══ Excerpted data

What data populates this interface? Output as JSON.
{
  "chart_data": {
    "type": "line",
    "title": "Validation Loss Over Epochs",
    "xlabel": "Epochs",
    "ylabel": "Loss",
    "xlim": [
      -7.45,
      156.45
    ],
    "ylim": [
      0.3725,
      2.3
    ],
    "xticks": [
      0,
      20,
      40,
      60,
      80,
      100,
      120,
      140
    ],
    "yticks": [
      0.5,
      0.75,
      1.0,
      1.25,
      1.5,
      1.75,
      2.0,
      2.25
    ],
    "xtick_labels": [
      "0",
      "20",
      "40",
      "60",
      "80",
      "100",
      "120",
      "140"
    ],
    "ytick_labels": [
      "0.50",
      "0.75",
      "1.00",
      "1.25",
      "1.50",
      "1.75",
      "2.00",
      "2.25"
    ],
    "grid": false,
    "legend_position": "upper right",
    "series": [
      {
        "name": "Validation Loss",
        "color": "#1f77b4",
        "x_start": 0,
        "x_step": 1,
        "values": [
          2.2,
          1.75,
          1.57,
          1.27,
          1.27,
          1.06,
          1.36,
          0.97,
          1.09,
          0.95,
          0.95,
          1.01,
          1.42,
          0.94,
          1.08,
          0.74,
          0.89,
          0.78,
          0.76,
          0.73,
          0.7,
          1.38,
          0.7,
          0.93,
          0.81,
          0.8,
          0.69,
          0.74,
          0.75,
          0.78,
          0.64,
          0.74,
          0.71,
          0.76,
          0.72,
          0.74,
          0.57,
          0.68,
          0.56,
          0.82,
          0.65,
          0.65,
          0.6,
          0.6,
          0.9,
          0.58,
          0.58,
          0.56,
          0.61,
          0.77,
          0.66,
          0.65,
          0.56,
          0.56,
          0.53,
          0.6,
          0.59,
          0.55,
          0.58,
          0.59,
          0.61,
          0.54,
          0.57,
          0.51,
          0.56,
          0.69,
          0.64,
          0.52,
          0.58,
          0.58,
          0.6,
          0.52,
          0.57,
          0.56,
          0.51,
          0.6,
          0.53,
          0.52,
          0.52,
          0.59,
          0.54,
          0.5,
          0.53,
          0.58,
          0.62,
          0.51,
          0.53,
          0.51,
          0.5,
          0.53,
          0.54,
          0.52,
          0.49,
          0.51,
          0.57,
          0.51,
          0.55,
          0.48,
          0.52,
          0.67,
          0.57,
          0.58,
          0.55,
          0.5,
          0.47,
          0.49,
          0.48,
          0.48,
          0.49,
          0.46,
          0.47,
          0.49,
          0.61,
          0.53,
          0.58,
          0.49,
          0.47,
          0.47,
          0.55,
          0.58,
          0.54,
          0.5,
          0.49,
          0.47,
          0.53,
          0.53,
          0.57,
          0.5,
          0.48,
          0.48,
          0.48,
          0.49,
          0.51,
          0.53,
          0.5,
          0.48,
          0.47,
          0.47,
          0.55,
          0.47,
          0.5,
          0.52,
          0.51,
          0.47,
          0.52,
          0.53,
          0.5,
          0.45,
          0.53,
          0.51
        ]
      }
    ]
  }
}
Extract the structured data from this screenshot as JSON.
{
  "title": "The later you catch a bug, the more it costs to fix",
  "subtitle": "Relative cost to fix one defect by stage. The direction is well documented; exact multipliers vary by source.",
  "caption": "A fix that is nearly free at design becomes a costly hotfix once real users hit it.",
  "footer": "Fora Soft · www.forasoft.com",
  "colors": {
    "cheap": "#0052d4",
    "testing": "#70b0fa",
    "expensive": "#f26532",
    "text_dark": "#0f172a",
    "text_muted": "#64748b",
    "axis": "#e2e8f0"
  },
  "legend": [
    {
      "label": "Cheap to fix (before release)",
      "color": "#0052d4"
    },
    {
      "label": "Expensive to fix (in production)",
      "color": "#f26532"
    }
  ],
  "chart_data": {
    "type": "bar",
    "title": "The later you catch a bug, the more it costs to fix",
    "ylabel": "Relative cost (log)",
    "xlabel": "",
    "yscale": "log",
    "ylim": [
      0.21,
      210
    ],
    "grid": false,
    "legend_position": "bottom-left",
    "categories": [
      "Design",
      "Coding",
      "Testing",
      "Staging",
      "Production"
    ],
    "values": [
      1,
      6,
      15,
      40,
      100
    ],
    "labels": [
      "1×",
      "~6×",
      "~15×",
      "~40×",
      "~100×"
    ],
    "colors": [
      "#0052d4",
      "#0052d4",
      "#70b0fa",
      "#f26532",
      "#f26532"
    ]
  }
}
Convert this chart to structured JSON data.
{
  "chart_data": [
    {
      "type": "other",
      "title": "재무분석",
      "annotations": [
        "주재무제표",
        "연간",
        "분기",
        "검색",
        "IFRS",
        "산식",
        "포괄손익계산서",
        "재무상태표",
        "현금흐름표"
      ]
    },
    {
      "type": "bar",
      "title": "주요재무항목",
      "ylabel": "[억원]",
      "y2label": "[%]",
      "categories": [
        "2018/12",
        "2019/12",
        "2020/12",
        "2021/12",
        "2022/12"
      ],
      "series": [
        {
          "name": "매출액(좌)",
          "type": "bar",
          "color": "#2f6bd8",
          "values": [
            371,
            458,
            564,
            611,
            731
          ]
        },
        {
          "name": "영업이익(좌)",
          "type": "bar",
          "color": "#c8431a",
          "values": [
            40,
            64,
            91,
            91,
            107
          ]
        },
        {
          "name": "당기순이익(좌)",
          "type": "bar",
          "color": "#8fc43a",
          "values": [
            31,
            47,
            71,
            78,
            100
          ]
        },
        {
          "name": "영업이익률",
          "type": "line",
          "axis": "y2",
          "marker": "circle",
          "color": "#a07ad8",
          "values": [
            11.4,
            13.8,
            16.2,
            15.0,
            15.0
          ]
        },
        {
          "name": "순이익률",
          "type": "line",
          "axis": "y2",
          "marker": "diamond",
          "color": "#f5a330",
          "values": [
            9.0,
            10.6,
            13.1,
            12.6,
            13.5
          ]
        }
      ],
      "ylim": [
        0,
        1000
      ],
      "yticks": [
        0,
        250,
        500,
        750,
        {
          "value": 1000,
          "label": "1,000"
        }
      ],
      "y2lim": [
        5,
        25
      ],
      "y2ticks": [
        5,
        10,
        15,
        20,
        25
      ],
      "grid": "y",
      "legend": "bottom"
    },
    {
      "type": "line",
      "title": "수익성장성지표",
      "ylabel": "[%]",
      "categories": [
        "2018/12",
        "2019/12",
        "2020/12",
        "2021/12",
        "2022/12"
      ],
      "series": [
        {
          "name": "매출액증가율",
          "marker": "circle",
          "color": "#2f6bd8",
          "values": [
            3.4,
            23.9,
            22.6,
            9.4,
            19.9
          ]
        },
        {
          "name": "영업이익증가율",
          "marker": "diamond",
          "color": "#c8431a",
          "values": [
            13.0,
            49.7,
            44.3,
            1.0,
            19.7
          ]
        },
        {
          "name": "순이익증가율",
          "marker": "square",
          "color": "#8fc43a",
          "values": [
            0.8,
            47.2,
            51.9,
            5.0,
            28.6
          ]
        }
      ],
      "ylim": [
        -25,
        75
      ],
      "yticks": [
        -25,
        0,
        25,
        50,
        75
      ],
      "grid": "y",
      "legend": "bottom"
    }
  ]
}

════

◆ **Given instruction**:
Pull out all lines from the entries above that include the word "later".

◆ **Solution to the problem**:
  "title": "The later you catch a bug, the more it costs to fix",
    "title": "The later you catch a bug, the more it costs to fix",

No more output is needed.